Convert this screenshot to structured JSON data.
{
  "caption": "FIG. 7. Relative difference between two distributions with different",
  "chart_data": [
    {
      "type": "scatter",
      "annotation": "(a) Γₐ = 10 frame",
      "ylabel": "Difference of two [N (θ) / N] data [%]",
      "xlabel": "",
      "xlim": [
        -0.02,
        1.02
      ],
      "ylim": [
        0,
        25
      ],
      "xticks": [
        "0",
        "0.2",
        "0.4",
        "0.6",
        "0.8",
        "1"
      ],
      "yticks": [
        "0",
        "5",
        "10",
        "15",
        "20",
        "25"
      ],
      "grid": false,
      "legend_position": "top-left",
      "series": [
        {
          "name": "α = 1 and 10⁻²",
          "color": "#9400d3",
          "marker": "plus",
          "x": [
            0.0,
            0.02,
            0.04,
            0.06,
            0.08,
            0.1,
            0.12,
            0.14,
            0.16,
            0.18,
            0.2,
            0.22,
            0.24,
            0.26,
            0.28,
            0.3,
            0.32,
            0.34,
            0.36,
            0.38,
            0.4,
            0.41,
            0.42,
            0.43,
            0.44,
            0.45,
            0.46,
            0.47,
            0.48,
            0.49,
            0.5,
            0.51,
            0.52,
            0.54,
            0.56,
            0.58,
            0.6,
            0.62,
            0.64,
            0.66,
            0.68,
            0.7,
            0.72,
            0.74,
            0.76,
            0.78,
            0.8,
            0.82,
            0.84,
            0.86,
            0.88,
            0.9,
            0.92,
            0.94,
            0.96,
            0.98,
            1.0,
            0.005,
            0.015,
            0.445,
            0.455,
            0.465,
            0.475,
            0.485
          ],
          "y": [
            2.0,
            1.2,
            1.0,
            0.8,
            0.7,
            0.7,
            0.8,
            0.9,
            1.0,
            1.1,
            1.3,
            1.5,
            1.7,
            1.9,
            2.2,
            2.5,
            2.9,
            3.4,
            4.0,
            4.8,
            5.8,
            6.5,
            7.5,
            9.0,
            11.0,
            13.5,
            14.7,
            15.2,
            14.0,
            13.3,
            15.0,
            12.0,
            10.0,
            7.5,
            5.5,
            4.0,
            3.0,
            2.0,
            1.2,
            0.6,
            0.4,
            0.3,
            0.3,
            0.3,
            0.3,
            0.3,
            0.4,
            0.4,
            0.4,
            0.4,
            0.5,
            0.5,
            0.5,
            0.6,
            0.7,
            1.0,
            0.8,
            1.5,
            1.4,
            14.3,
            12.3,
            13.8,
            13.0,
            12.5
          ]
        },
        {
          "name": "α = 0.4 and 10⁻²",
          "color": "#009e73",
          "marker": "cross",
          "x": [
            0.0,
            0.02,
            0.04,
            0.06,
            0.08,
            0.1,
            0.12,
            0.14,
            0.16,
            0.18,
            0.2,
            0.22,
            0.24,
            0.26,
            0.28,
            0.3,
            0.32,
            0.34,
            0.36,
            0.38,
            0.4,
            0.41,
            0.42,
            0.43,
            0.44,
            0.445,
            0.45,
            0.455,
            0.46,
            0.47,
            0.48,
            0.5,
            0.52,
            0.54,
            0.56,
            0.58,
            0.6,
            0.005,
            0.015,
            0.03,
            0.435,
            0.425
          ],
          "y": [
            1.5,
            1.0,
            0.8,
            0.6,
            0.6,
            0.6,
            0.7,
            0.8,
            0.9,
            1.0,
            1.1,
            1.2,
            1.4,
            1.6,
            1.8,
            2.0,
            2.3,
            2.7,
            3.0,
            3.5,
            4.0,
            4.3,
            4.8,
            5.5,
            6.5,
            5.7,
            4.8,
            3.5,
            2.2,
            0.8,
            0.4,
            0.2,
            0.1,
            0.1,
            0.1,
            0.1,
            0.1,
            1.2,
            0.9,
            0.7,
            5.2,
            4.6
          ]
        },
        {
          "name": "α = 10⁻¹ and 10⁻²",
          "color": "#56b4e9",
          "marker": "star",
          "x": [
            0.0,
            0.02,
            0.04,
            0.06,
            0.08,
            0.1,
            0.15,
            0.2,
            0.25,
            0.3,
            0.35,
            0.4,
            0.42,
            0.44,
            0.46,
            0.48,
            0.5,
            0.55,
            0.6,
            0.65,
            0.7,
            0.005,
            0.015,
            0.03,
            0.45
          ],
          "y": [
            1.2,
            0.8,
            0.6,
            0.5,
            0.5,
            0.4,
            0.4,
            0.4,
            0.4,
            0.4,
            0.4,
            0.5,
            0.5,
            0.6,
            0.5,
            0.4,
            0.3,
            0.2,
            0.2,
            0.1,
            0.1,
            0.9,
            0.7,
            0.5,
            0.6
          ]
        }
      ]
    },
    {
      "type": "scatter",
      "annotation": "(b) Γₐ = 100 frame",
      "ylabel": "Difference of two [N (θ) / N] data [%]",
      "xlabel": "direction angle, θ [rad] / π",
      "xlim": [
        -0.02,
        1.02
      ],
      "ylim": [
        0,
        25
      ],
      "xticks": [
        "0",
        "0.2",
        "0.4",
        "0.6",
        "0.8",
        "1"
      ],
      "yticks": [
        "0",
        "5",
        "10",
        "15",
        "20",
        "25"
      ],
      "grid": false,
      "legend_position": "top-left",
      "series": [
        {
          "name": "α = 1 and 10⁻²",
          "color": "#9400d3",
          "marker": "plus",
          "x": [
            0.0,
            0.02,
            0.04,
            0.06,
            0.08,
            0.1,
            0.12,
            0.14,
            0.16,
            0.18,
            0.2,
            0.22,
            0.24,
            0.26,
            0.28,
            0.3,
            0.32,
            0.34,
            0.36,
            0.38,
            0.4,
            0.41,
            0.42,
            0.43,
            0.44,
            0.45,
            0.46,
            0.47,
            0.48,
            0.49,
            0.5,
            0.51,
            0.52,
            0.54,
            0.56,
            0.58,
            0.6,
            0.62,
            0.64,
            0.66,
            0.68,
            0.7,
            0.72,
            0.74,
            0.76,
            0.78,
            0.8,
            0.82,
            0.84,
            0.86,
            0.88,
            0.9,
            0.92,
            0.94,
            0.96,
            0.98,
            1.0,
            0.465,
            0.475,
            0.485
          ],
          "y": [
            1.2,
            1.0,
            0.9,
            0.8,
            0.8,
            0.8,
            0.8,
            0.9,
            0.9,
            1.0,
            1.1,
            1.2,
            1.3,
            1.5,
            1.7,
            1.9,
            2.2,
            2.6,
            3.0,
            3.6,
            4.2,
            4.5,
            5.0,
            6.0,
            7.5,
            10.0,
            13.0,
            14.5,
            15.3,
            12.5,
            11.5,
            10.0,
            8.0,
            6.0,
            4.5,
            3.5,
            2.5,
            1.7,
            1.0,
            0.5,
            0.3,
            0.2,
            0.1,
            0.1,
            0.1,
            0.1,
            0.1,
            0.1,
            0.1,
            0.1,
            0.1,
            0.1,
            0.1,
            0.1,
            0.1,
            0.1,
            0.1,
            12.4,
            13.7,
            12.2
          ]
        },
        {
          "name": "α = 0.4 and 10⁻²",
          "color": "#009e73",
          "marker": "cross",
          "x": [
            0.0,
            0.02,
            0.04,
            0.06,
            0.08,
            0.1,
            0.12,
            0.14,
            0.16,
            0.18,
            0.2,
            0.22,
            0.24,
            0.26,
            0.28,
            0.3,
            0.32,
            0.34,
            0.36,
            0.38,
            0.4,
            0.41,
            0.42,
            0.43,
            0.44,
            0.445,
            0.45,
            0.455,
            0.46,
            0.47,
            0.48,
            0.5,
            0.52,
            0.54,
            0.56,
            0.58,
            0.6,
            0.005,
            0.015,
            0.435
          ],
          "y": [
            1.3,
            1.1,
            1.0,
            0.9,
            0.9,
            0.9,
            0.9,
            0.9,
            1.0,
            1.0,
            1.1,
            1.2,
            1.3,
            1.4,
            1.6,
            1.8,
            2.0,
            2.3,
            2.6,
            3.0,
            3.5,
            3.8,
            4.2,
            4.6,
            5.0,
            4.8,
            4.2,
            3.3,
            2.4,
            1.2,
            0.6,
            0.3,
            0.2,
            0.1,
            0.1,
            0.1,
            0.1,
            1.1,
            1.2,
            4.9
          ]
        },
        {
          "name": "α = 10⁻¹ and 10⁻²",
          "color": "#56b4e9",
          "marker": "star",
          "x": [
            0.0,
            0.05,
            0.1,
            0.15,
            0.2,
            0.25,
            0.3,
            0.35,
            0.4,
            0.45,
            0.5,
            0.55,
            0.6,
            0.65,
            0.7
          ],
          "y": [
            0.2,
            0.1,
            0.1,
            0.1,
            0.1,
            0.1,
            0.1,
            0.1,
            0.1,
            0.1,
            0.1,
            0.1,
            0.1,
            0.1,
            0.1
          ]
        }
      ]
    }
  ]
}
•••••
- To be done -
Copy out each line in the preceding records that contains "frame".

- Task response -
      "annotation": "(a) Γₐ = 10 frame",
      "annotation": "(b) Γₐ = 100 frame",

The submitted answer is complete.